QUÉ SE PIDE →
Transcribe sin ningún cambio todas las líneas del material que aparece a continuación.

Elementos de una fuente de datos →
-*-*-

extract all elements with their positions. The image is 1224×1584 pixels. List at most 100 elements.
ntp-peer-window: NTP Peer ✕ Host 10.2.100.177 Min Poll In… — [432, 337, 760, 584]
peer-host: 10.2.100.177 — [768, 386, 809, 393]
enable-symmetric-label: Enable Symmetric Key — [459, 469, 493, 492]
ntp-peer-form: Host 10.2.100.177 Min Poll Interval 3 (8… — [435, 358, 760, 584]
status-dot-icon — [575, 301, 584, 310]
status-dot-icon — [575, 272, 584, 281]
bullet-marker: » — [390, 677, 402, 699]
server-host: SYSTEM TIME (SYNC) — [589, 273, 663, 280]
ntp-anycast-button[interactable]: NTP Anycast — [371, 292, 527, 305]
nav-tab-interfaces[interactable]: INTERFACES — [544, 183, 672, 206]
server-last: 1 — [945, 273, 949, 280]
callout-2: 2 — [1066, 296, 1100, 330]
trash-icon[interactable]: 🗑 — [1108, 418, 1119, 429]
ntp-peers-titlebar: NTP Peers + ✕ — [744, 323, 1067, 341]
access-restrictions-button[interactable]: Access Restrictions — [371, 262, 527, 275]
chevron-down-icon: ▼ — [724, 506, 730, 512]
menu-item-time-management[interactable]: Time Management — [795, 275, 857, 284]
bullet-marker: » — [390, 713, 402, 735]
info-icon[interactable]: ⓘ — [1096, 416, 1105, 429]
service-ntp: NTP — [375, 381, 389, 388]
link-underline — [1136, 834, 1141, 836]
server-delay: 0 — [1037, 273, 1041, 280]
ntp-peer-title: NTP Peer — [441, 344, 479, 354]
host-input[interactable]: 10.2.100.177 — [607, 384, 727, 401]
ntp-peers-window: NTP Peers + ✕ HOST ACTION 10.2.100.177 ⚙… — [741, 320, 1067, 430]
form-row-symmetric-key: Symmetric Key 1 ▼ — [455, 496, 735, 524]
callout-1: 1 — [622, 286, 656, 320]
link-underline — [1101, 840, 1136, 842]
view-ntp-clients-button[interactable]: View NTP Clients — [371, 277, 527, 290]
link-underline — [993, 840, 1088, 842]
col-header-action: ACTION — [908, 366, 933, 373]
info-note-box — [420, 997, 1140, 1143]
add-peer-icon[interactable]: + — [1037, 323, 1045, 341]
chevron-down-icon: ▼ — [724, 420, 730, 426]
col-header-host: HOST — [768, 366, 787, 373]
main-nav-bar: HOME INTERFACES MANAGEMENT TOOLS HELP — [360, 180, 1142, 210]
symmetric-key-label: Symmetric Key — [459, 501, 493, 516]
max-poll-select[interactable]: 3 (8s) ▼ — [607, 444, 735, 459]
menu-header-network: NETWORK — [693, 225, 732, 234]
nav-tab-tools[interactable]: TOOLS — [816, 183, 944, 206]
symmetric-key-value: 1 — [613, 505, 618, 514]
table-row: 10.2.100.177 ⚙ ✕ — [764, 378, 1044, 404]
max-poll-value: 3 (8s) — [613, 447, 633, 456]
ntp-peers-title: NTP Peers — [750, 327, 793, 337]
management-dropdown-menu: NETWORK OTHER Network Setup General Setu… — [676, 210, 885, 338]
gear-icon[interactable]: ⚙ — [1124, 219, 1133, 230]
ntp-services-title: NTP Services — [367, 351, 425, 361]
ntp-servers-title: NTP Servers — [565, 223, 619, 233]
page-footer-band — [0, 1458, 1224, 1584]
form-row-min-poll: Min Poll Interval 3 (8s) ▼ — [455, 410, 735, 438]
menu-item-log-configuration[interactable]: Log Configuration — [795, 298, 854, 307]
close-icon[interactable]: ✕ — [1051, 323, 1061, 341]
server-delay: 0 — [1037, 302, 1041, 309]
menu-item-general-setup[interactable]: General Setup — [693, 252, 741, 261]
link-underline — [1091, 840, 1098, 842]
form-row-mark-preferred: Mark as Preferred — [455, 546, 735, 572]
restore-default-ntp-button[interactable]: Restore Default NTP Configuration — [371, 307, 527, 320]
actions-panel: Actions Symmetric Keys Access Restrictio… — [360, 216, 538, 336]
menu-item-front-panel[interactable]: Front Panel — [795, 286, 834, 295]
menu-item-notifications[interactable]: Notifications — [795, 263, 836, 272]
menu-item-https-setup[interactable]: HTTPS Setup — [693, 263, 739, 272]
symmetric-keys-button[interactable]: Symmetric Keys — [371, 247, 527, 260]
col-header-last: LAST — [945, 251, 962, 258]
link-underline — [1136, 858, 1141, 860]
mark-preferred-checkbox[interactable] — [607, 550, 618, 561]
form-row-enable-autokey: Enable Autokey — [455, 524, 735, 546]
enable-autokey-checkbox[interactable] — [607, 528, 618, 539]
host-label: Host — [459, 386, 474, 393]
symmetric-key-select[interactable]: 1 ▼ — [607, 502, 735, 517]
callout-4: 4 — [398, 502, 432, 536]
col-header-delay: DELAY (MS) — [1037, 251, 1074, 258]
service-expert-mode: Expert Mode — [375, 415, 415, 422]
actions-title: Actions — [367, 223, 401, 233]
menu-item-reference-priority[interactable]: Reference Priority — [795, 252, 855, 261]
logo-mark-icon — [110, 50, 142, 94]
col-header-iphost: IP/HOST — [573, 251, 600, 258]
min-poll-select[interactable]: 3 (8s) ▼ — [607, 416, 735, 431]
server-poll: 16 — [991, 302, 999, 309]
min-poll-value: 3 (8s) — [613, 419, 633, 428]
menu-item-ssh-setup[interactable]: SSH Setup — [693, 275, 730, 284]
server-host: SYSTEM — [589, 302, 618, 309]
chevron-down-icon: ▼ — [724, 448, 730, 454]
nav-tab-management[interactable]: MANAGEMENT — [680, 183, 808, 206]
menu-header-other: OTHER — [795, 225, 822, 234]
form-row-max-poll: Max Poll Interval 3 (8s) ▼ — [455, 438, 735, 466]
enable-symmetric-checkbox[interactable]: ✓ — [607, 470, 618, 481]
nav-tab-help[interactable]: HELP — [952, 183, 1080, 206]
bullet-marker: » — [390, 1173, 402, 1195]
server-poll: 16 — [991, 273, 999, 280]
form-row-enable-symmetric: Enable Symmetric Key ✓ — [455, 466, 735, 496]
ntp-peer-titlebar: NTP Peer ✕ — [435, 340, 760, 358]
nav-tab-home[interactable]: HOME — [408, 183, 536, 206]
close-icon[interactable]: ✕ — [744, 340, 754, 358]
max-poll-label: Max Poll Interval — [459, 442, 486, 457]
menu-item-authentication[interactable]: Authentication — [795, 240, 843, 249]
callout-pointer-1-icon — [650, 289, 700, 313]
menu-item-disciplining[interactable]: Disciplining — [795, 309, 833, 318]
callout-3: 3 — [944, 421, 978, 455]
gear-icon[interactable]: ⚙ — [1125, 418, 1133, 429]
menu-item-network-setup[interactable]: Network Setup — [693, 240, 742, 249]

-*-*-

RESPUESTA ESCRITA →
extract all elements with their positions. The image is 1224×1584 pixels. List at most 100 elements.
ntp-peer-window: NTP Peer ✕ Host 10.2.100.177 Min Poll In… — [432, 337, 760, 584]
peer-host: 10.2.100.177 — [768, 386, 809, 393]
enable-symmetric-label: Enable Symmetric Key — [459, 469, 493, 492]
ntp-peer-form: Host 10.2.100.177 Min Poll Interval 3 (8… — [435, 358, 760, 584]
status-dot-icon — [575, 301, 584, 310]
status-dot-icon — [575, 272, 584, 281]
bullet-marker: » — [390, 677, 402, 699]
server-host: SYSTEM TIME (SYNC) — [589, 273, 663, 280]
ntp-anycast-button[interactable]: NTP Anycast — [371, 292, 527, 305]
nav-tab-interfaces[interactable]: INTERFACES — [544, 183, 672, 206]
server-last: 1 — [945, 273, 949, 280]
callout-2: 2 — [1066, 296, 1100, 330]
trash-icon[interactable]: 🗑 — [1108, 418, 1119, 429]
ntp-peers-titlebar: NTP Peers + ✕ — [744, 323, 1067, 341]
access-restrictions-button[interactable]: Access Restrictions — [371, 262, 527, 275]
chevron-down-icon: ▼ — [724, 506, 730, 512]
menu-item-time-management[interactable]: Time Management — [795, 275, 857, 284]
bullet-marker: » — [390, 713, 402, 735]
info-icon[interactable]: ⓘ — [1096, 416, 1105, 429]
service-ntp: NTP — [375, 381, 389, 388]
link-underline — [1136, 834, 1141, 836]
server-delay: 0 — [1037, 273, 1041, 280]
ntp-peer-title: NTP Peer — [441, 344, 479, 354]
host-input[interactable]: 10.2.100.177 — [607, 384, 727, 401]
ntp-peers-window: NTP Peers + ✕ HOST ACTION 10.2.100.177 ⚙… — [741, 320, 1067, 430]
form-row-symmetric-key: Symmetric Key 1 ▼ — [455, 496, 735, 524]
callout-1: 1 — [622, 286, 656, 320]
link-underline — [1101, 840, 1136, 842]
view-ntp-clients-button[interactable]: View NTP Clients — [371, 277, 527, 290]
link-underline — [993, 840, 1088, 842]
col-header-action: ACTION — [908, 366, 933, 373]
info-note-box — [420, 997, 1140, 1143]
add-peer-icon[interactable]: + — [1037, 323, 1045, 341]
chevron-down-icon: ▼ — [724, 420, 730, 426]
col-header-host: HOST — [768, 366, 787, 373]
main-nav-bar: HOME INTERFACES MANAGEMENT TOOLS HELP — [360, 180, 1142, 210]
symmetric-key-label: Symmetric Key — [459, 501, 493, 516]
max-poll-select[interactable]: 3 (8s) ▼ — [607, 444, 735, 459]
menu-header-network: NETWORK — [693, 225, 732, 234]
nav-tab-tools[interactable]: TOOLS — [816, 183, 944, 206]
symmetric-key-value: 1 — [613, 505, 618, 514]
table-row: 10.2.100.177 ⚙ ✕ — [764, 378, 1044, 404]
max-poll-value: 3 (8s) — [613, 447, 633, 456]
ntp-peers-title: NTP Peers — [750, 327, 793, 337]
management-dropdown-menu: NETWORK OTHER Network Setup General Setu… — [676, 210, 885, 338]
gear-icon[interactable]: ⚙ — [1124, 219, 1133, 230]
ntp-services-title: NTP Services — [367, 351, 425, 361]
ntp-servers-title: NTP Servers — [565, 223, 619, 233]
page-footer-band — [0, 1458, 1224, 1584]
form-row-min-poll: Min Poll Interval 3 (8s) ▼ — [455, 410, 735, 438]
menu-item-log-configuration[interactable]: Log Configuration — [795, 298, 854, 307]
close-icon[interactable]: ✕ — [1051, 323, 1061, 341]
server-delay: 0 — [1037, 302, 1041, 309]
menu-item-general-setup[interactable]: General Setup — [693, 252, 741, 261]
link-underline — [1091, 840, 1098, 842]
form-row-mark-preferred: Mark as Preferred — [455, 546, 735, 572]
restore-default-ntp-button[interactable]: Restore Default NTP Configuration — [371, 307, 527, 320]
actions-panel: Actions Symmetric Keys Access Restrictio… — [360, 216, 538, 336]
menu-item-front-panel[interactable]: Front Panel — [795, 286, 834, 295]
menu-item-notifications[interactable]: Notifications — [795, 263, 836, 272]
menu-item-https-setup[interactable]: HTTPS Setup — [693, 263, 739, 272]
symmetric-keys-button[interactable]: Symmetric Keys — [371, 247, 527, 260]
col-header-last: LAST — [945, 251, 962, 258]
link-underline — [1136, 858, 1141, 860]
mark-preferred-checkbox[interactable] — [607, 550, 618, 561]
form-row-enable-autokey: Enable Autokey — [455, 524, 735, 546]
enable-autokey-checkbox[interactable] — [607, 528, 618, 539]
host-label: Host — [459, 386, 474, 393]
symmetric-key-select[interactable]: 1 ▼ — [607, 502, 735, 517]
callout-4: 4 — [398, 502, 432, 536]
col-header-delay: DELAY (MS) — [1037, 251, 1074, 258]
service-expert-mode: Expert Mode — [375, 415, 415, 422]
actions-title: Actions — [367, 223, 401, 233]
menu-item-reference-priority[interactable]: Reference Priority — [795, 252, 855, 261]
logo-mark-icon — [110, 50, 142, 94]
col-header-iphost: IP/HOST — [573, 251, 600, 258]
min-poll-select[interactable]: 3 (8s) ▼ — [607, 416, 735, 431]
server-poll: 16 — [991, 302, 999, 309]
min-poll-value: 3 (8s) — [613, 419, 633, 428]
menu-item-ssh-setup[interactable]: SSH Setup — [693, 275, 730, 284]
server-host: SYSTEM — [589, 302, 618, 309]
chevron-down-icon: ▼ — [724, 448, 730, 454]
nav-tab-management[interactable]: MANAGEMENT — [680, 183, 808, 206]
menu-header-other: OTHER — [795, 225, 822, 234]
form-row-max-poll: Max Poll Interval 3 (8s) ▼ — [455, 438, 735, 466]
enable-symmetric-checkbox[interactable]: ✓ — [607, 470, 618, 481]
nav-tab-help[interactable]: HELP — [952, 183, 1080, 206]
bullet-marker: » — [390, 1173, 402, 1195]
server-poll: 16 — [991, 273, 999, 280]
form-row-enable-symmetric: Enable Symmetric Key ✓ — [455, 466, 735, 496]
ntp-peer-titlebar: NTP Peer ✕ — [435, 340, 760, 358]
nav-tab-home[interactable]: HOME — [408, 183, 536, 206]
close-icon[interactable]: ✕ — [744, 340, 754, 358]
max-poll-label: Max Poll Interval — [459, 442, 486, 457]
menu-item-authentication[interactable]: Authentication — [795, 240, 843, 249]
callout-pointer-1-icon — [650, 289, 700, 313]
menu-item-disciplining[interactable]: Disciplining — [795, 309, 833, 318]
callout-3: 3 — [944, 421, 978, 455]
gear-icon[interactable]: ⚙ — [1125, 418, 1133, 429]
menu-item-network-setup[interactable]: Network Setup — [693, 240, 742, 249]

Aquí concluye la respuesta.